Collected data entries:
· · · ·
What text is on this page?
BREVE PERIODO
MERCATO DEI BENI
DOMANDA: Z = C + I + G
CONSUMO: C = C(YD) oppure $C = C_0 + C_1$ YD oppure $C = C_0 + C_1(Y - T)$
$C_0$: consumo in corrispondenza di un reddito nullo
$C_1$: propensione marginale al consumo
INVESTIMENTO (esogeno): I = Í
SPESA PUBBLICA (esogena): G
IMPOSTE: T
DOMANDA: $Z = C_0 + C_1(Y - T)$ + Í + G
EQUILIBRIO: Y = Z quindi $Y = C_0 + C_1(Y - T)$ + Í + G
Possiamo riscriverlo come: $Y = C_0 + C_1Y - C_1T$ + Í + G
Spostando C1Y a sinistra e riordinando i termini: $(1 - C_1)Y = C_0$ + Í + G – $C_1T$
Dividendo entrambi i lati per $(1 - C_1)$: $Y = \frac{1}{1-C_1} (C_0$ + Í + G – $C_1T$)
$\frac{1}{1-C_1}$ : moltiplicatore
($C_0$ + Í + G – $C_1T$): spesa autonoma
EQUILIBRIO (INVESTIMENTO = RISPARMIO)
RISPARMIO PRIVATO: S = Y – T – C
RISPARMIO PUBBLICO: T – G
· · · ·
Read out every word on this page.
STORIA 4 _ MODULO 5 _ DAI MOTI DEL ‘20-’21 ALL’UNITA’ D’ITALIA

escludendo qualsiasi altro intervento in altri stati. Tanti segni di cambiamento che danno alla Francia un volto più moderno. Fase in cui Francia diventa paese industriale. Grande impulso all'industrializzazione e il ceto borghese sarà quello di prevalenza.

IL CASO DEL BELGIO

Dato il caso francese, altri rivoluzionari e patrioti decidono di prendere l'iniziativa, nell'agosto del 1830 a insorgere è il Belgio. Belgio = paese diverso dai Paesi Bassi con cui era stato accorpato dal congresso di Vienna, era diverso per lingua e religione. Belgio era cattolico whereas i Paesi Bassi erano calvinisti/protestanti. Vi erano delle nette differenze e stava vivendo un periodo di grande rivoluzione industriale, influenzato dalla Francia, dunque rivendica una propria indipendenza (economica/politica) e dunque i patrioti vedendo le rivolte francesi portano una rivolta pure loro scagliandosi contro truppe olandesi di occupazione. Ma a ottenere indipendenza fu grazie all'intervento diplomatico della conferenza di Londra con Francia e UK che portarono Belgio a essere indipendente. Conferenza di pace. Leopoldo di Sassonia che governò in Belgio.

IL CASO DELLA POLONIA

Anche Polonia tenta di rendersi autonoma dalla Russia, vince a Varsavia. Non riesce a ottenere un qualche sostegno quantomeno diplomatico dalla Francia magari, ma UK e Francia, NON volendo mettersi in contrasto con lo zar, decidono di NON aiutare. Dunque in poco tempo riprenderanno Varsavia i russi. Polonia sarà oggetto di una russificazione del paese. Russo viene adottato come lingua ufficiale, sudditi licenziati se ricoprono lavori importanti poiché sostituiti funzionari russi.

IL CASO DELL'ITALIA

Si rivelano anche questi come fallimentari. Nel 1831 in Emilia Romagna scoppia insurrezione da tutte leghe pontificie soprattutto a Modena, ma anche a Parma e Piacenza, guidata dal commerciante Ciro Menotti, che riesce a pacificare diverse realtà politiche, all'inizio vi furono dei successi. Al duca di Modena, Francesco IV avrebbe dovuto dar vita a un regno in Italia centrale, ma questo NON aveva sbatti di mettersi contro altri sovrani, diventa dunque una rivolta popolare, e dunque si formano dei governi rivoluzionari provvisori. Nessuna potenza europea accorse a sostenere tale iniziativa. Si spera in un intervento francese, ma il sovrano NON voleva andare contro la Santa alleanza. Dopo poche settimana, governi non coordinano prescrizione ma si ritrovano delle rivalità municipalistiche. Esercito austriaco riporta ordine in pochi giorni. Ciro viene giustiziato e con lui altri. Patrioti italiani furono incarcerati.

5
· · · ·
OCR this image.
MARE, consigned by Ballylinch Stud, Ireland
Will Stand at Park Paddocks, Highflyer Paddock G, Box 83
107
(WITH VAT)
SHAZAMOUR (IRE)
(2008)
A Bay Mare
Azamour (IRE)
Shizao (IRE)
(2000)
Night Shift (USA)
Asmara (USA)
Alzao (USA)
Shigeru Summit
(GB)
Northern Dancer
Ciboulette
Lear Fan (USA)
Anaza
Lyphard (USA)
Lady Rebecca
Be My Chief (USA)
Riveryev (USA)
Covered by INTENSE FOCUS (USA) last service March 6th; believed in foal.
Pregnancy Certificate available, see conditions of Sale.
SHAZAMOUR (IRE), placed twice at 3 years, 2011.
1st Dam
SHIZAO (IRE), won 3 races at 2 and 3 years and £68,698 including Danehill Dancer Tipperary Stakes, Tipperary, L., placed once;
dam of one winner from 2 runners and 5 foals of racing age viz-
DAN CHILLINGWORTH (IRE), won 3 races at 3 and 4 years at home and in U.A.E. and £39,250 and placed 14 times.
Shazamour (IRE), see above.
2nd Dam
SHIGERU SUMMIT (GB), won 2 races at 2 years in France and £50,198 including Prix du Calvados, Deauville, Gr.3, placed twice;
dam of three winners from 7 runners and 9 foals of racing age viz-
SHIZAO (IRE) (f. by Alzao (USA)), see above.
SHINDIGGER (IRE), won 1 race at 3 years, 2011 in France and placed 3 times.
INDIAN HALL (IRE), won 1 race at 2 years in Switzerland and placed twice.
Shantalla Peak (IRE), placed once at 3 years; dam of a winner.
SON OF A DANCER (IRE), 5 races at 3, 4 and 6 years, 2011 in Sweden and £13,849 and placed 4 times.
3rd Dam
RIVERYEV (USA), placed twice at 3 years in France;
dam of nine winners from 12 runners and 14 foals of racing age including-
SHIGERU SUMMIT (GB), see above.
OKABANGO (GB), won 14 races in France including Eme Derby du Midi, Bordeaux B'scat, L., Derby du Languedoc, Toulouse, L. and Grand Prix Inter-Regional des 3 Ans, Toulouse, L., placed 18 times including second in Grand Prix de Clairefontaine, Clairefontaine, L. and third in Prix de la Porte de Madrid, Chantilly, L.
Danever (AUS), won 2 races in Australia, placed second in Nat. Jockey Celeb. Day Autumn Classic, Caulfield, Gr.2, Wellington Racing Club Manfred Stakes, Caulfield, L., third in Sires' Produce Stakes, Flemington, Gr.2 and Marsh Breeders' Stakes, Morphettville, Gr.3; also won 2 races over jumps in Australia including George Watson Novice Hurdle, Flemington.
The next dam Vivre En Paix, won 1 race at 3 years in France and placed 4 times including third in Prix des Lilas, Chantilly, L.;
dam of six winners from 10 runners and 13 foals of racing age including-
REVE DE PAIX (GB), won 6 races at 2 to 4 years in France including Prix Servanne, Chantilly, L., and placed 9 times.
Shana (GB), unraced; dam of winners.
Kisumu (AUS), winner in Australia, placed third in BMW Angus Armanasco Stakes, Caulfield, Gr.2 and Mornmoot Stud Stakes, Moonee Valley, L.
· · · ·
▸ **Exercise brief**: Take every line above carrying "once" and return it.

▸ **Solution to this exercise**:
SHIZAO (IRE), won 3 races at 2 and 3 years and £68,698 including Danehill Dancer Tipperary Stakes, Tipperary, L., placed once;
Shantalla Peak (IRE), placed once at 3 years; dam of a winner.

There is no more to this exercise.